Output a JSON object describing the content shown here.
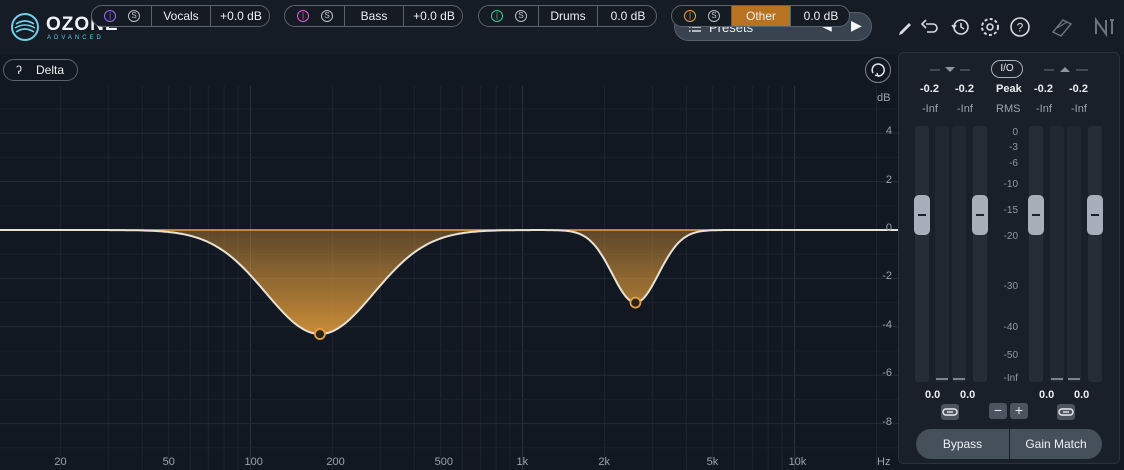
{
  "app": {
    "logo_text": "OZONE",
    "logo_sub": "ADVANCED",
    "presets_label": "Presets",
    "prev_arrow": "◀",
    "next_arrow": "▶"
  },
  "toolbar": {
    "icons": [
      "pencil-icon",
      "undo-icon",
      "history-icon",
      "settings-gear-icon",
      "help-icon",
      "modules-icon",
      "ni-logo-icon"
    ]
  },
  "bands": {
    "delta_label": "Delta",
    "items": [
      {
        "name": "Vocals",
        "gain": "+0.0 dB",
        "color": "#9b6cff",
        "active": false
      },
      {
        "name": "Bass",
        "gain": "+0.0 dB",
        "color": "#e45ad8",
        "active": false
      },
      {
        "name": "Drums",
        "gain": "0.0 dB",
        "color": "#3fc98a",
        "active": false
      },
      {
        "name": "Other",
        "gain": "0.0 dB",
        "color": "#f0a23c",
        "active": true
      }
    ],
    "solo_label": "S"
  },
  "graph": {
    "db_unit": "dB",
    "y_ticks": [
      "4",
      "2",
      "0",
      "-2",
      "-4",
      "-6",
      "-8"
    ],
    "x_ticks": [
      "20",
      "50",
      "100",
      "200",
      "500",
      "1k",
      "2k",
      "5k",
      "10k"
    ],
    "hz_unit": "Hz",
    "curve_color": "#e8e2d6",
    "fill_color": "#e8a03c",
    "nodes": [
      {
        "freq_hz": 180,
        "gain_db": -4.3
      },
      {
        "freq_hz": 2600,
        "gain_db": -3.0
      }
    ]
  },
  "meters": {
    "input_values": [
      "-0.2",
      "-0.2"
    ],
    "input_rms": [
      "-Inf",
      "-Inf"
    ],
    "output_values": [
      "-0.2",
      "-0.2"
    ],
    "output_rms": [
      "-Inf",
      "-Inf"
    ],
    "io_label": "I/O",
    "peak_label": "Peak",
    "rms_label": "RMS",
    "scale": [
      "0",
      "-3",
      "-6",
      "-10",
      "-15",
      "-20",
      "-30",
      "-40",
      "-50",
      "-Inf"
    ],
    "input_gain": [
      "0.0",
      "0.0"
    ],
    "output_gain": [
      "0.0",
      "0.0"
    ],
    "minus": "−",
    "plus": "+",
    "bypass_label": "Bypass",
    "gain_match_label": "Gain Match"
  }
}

··········

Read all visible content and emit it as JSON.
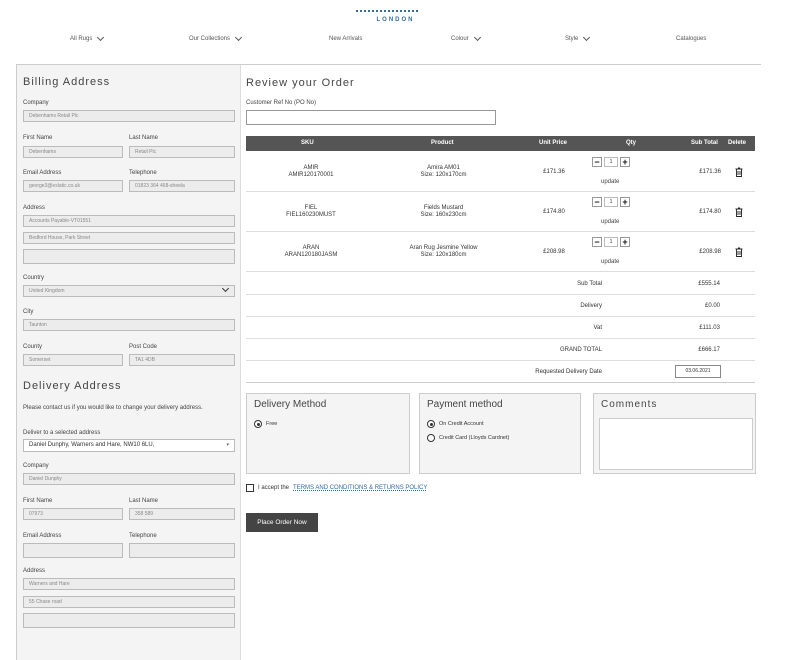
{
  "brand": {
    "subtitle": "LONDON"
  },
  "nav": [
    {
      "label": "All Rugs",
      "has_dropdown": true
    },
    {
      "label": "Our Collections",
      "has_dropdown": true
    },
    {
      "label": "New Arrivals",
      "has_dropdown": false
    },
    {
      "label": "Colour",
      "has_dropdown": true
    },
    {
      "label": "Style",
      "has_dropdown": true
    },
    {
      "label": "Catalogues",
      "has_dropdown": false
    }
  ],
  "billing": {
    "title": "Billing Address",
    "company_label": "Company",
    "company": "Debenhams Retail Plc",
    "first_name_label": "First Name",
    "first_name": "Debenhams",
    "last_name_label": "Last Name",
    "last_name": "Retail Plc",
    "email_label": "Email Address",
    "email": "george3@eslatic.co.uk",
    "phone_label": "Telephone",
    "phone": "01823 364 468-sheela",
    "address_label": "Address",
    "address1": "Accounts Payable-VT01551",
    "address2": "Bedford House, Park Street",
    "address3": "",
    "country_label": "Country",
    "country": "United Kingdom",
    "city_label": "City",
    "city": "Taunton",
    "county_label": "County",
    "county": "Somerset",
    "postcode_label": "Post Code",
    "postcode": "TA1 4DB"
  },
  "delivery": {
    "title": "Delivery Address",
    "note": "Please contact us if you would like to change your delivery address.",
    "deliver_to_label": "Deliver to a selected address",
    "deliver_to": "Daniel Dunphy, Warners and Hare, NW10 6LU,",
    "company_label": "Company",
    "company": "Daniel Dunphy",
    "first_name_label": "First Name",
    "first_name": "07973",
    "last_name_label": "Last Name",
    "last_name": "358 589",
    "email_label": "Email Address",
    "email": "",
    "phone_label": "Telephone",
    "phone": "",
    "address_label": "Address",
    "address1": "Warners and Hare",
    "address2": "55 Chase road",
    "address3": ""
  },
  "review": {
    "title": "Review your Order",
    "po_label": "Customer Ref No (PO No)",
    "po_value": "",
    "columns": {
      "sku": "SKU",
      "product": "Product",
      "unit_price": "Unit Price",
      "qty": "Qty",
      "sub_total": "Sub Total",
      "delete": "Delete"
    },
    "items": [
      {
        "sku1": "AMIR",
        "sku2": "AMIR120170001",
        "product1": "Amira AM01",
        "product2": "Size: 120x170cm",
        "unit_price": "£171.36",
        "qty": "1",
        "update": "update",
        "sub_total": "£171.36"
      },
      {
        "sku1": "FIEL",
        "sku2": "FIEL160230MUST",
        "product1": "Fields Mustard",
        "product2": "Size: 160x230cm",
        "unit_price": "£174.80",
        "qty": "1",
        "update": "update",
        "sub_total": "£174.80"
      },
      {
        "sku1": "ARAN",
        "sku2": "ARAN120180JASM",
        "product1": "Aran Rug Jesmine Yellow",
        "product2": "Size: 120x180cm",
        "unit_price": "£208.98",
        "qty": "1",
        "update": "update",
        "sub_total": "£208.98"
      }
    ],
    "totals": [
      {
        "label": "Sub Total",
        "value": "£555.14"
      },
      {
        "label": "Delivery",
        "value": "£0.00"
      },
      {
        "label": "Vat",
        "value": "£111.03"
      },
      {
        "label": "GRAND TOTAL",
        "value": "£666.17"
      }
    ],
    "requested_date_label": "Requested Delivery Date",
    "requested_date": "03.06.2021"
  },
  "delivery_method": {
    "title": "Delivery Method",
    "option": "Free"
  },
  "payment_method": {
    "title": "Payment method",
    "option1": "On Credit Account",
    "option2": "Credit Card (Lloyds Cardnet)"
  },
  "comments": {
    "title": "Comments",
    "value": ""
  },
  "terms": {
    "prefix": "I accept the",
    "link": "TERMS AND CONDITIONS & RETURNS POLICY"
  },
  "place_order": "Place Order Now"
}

··········

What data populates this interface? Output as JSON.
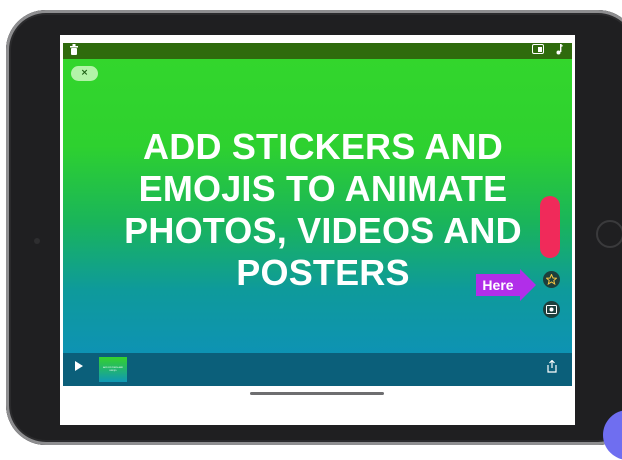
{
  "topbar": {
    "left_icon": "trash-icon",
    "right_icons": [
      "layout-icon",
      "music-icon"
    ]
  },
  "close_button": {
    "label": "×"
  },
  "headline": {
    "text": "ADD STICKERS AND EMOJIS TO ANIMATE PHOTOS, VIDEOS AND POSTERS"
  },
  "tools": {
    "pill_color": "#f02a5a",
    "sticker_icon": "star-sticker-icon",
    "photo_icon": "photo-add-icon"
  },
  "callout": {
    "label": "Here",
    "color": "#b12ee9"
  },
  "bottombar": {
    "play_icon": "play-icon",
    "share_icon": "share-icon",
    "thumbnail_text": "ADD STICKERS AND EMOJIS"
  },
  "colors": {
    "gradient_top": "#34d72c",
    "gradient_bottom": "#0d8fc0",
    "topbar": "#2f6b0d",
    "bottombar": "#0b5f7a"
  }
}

··········

GIVEN PROBLEM:
Gather every line from the listing above in which the word "Daniel" appears.

TASK SOLUTION:
    "deliver_to": "Daniel Dunphy, Warners and Hare, NW10 6LU,",
    "company": "Daniel Dunphy",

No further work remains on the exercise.